» WHAT YOU WILL DO
Count how many lines in the listing below contain the string "verified", matching case exactly. Reply with only the number.

» LISTED ENTRIES
-- Begin --

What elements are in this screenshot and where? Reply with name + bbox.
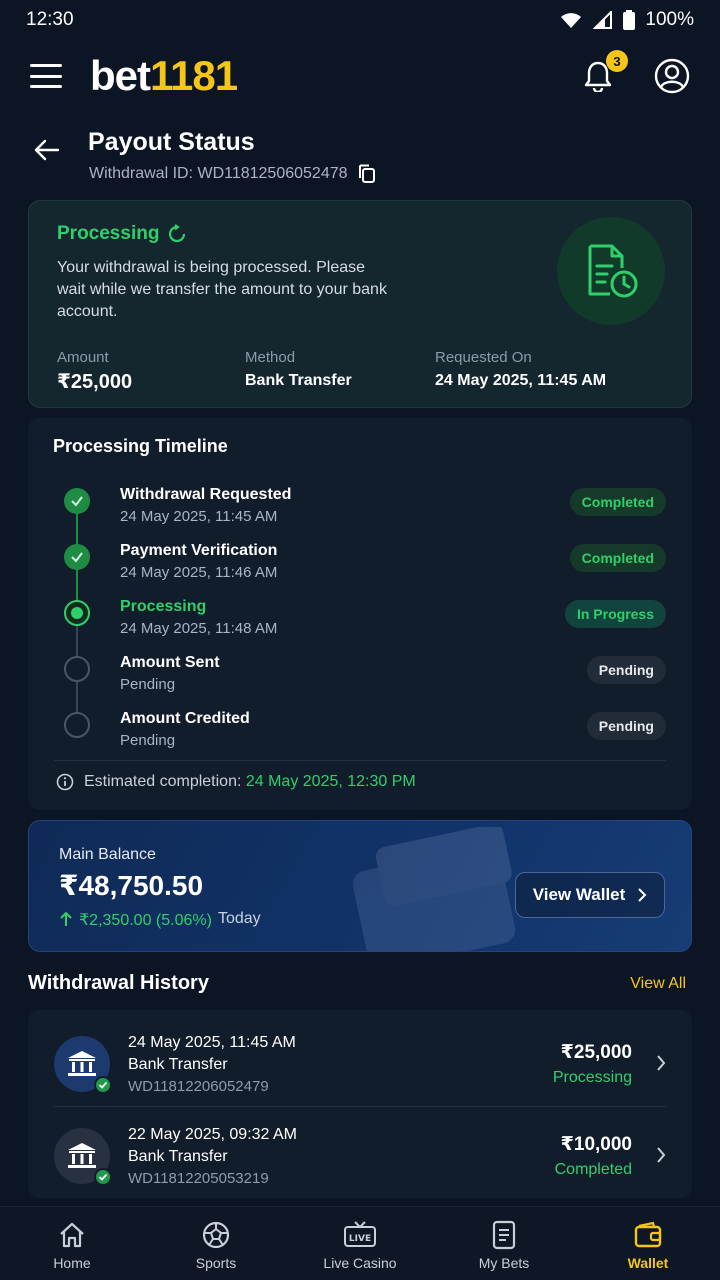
pending-dot-icon bbox=[64, 656, 90, 682]
nav-wallet[interactable]: Wallet bbox=[576, 1207, 720, 1280]
method-value: Bank Transfer bbox=[245, 372, 352, 389]
timeline-step: Withdrawal Requested 24 May 2025, 11:45 … bbox=[28, 484, 692, 534]
nav-sports[interactable]: Sports bbox=[144, 1207, 288, 1280]
soccer-ball-icon bbox=[201, 1219, 231, 1251]
svg-text:LIVE: LIVE bbox=[349, 1234, 371, 1244]
live-tv-icon: LIVE bbox=[343, 1219, 377, 1251]
clock: 12:30 bbox=[26, 9, 74, 30]
status-badge: Completed bbox=[569, 488, 666, 516]
status-badge: Pending bbox=[586, 712, 666, 740]
check-icon bbox=[64, 488, 90, 514]
info-icon bbox=[56, 773, 74, 791]
amount-info: Amount ₹25,000 bbox=[57, 349, 133, 393]
bank-icon bbox=[54, 1036, 112, 1094]
balance-label: Main Balance bbox=[59, 846, 156, 863]
divider bbox=[54, 760, 666, 761]
nav-home[interactable]: Home bbox=[0, 1207, 144, 1280]
method-info: Method Bank Transfer bbox=[245, 349, 352, 389]
amount-value: ₹25,000 bbox=[57, 371, 133, 393]
withdrawal-history-list: 24 May 2025, 11:45 AM Bank Transfer WD11… bbox=[28, 1010, 692, 1198]
nav-live-casino[interactable]: LIVE Live Casino bbox=[288, 1207, 432, 1280]
page-heading: Payout Status Withdrawal ID: WD118125060… bbox=[30, 124, 690, 188]
pending-dot-icon bbox=[64, 712, 90, 738]
status-badge: Completed bbox=[569, 544, 666, 572]
status-badge: Processing bbox=[552, 1069, 632, 1086]
bank-icon bbox=[54, 1128, 112, 1186]
user-icon bbox=[654, 58, 690, 94]
check-icon bbox=[64, 544, 90, 570]
app-header: bet1181 3 bbox=[0, 40, 720, 112]
spinner-icon bbox=[169, 224, 186, 243]
wallet-watermark-icon bbox=[352, 827, 516, 951]
document-clock-icon bbox=[557, 217, 665, 325]
status-description: Your withdrawal is being processed. Plea… bbox=[57, 259, 387, 320]
home-icon bbox=[57, 1219, 87, 1251]
wifi-icon bbox=[561, 13, 582, 28]
chevron-right-icon bbox=[657, 1055, 666, 1071]
status-badge: Pending bbox=[586, 656, 666, 684]
chevron-right-icon bbox=[657, 1147, 666, 1163]
payout-status-card: Processing Your withdrawal is being proc… bbox=[28, 200, 692, 408]
status-heading: Processing bbox=[57, 223, 187, 245]
history-item[interactable]: 24 May 2025, 11:45 AM Bank Transfer WD11… bbox=[28, 1014, 692, 1106]
withdrawal-id: Withdrawal ID: WD11812506052478 bbox=[89, 164, 376, 184]
notification-badge: 3 bbox=[606, 50, 628, 72]
nav-my-bets[interactable]: My Bets bbox=[432, 1207, 576, 1280]
history-title: Withdrawal History bbox=[28, 972, 209, 994]
main-balance-card: Main Balance ₹48,750.50 ₹2,350.00 (5.06%… bbox=[28, 820, 692, 952]
status-icons: 100% bbox=[559, 9, 694, 31]
copy-icon[interactable] bbox=[358, 164, 376, 184]
balance-amount: ₹48,750.50 bbox=[59, 870, 204, 901]
balance-change: ₹2,350.00 (5.06%) Today bbox=[59, 910, 261, 930]
status-badge: Completed bbox=[554, 1161, 632, 1178]
wallet-icon bbox=[633, 1219, 663, 1251]
timeline-title: Processing Timeline bbox=[53, 436, 228, 456]
battery-icon bbox=[623, 10, 636, 30]
view-wallet-button[interactable]: View Wallet bbox=[515, 872, 665, 918]
requested-info: Requested On 24 May 2025, 11:45 AM bbox=[435, 349, 607, 389]
requested-value: 24 May 2025, 11:45 AM bbox=[435, 372, 607, 389]
signal-icon bbox=[593, 11, 613, 29]
notifications-button[interactable]: 3 bbox=[578, 50, 628, 96]
estimated-completion: Estimated completion: 24 May 2025, 12:30… bbox=[56, 773, 416, 791]
chevron-right-icon bbox=[638, 888, 647, 902]
status-badge: In Progress bbox=[564, 600, 666, 628]
timeline-step-active: Processing 24 May 2025, 11:48 AM In Prog… bbox=[28, 596, 692, 646]
progress-dot-icon bbox=[64, 600, 90, 626]
arrow-left-icon bbox=[34, 139, 60, 161]
view-all-link[interactable]: View All bbox=[630, 975, 686, 993]
brand-logo[interactable]: bet1181 bbox=[90, 52, 238, 100]
history-item[interactable]: 22 May 2025, 09:32 AM Bank Transfer WD11… bbox=[28, 1106, 692, 1198]
timeline-step: Payment Verification 24 May 2025, 11:46 … bbox=[28, 540, 692, 590]
back-button[interactable] bbox=[30, 132, 66, 168]
processing-timeline-card: Processing Timeline Withdrawal Requested… bbox=[28, 418, 692, 810]
arrow-up-icon bbox=[60, 911, 72, 926]
status-bar: 12:30 100% bbox=[0, 0, 720, 40]
bottom-navigation: Home Sports LIVE Live Casino My Bets Wal… bbox=[0, 1206, 720, 1280]
page-title: Payout Status bbox=[88, 128, 255, 156]
profile-button[interactable] bbox=[654, 58, 690, 94]
verified-check-icon bbox=[94, 1168, 112, 1186]
timeline-step: Amount Sent Pending Pending bbox=[28, 652, 692, 702]
verified-check-icon bbox=[94, 1076, 112, 1094]
withdrawal-history-header: Withdrawal History View All bbox=[28, 970, 688, 1000]
menu-icon[interactable] bbox=[30, 64, 62, 88]
bet-slip-icon bbox=[491, 1219, 517, 1251]
battery-level: 100% bbox=[645, 9, 694, 30]
timeline-step: Amount Credited Pending Pending bbox=[28, 708, 692, 758]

-- End --

» EXPECTED OUTPUT
2